> _Given request_
Each entry here needs to be set down again exactly, please; pictures are left out.

> _Excerpted records_
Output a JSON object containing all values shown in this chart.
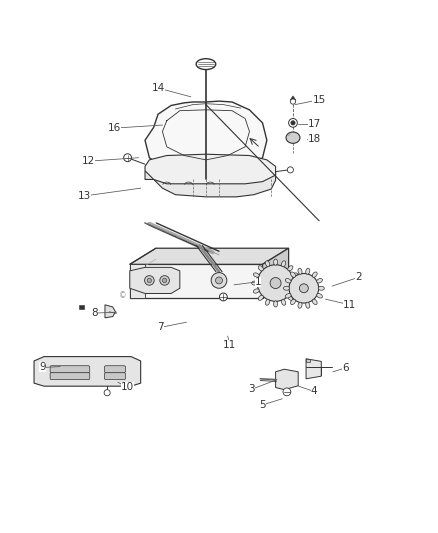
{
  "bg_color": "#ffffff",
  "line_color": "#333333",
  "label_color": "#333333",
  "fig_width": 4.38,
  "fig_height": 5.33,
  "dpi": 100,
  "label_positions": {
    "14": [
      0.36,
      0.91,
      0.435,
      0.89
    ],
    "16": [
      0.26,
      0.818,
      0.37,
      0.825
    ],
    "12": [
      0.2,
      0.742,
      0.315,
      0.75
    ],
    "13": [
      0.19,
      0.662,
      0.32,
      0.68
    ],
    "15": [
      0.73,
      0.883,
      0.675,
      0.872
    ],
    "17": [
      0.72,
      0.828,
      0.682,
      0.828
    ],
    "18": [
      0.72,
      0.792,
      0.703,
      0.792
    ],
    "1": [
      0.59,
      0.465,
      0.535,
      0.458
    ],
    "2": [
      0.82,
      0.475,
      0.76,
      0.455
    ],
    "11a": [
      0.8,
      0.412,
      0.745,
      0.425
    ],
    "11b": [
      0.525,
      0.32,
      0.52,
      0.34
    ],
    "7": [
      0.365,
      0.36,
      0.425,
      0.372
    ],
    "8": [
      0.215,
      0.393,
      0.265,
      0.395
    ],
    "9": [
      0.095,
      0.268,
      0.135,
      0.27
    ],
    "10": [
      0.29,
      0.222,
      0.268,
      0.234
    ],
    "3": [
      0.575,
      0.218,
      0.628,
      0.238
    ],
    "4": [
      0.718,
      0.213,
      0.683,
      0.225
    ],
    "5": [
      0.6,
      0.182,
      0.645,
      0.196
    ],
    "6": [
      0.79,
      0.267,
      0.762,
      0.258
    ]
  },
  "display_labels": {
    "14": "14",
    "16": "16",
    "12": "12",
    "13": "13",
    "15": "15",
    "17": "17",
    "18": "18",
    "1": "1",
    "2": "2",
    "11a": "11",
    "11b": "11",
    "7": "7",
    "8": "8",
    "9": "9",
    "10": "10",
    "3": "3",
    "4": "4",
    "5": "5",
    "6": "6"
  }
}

> _Finished exercise_
Output a JSON object containing all values shown in this chart.
{
  "bg_color": "#ffffff",
  "line_color": "#333333",
  "label_color": "#333333",
  "fig_width": 4.38,
  "fig_height": 5.33,
  "dpi": 100,
  "label_positions": {
    "14": [
      0.36,
      0.91,
      0.435,
      0.89
    ],
    "16": [
      0.26,
      0.818,
      0.37,
      0.825
    ],
    "12": [
      0.2,
      0.742,
      0.315,
      0.75
    ],
    "13": [
      0.19,
      0.662,
      0.32,
      0.68
    ],
    "15": [
      0.73,
      0.883,
      0.675,
      0.872
    ],
    "17": [
      0.72,
      0.828,
      0.682,
      0.828
    ],
    "18": [
      0.72,
      0.792,
      0.703,
      0.792
    ],
    "1": [
      0.59,
      0.465,
      0.535,
      0.458
    ],
    "2": [
      0.82,
      0.475,
      0.76,
      0.455
    ],
    "11a": [
      0.8,
      0.412,
      0.745,
      0.425
    ],
    "11b": [
      0.525,
      0.32,
      0.52,
      0.34
    ],
    "7": [
      0.365,
      0.36,
      0.425,
      0.372
    ],
    "8": [
      0.215,
      0.393,
      0.265,
      0.395
    ],
    "9": [
      0.095,
      0.268,
      0.135,
      0.27
    ],
    "10": [
      0.29,
      0.222,
      0.268,
      0.234
    ],
    "3": [
      0.575,
      0.218,
      0.628,
      0.238
    ],
    "4": [
      0.718,
      0.213,
      0.683,
      0.225
    ],
    "5": [
      0.6,
      0.182,
      0.645,
      0.196
    ],
    "6": [
      0.79,
      0.267,
      0.762,
      0.258
    ]
  },
  "display_labels": {
    "14": "14",
    "16": "16",
    "12": "12",
    "13": "13",
    "15": "15",
    "17": "17",
    "18": "18",
    "1": "1",
    "2": "2",
    "11a": "11",
    "11b": "11",
    "7": "7",
    "8": "8",
    "9": "9",
    "10": "10",
    "3": "3",
    "4": "4",
    "5": "5",
    "6": "6"
  }
}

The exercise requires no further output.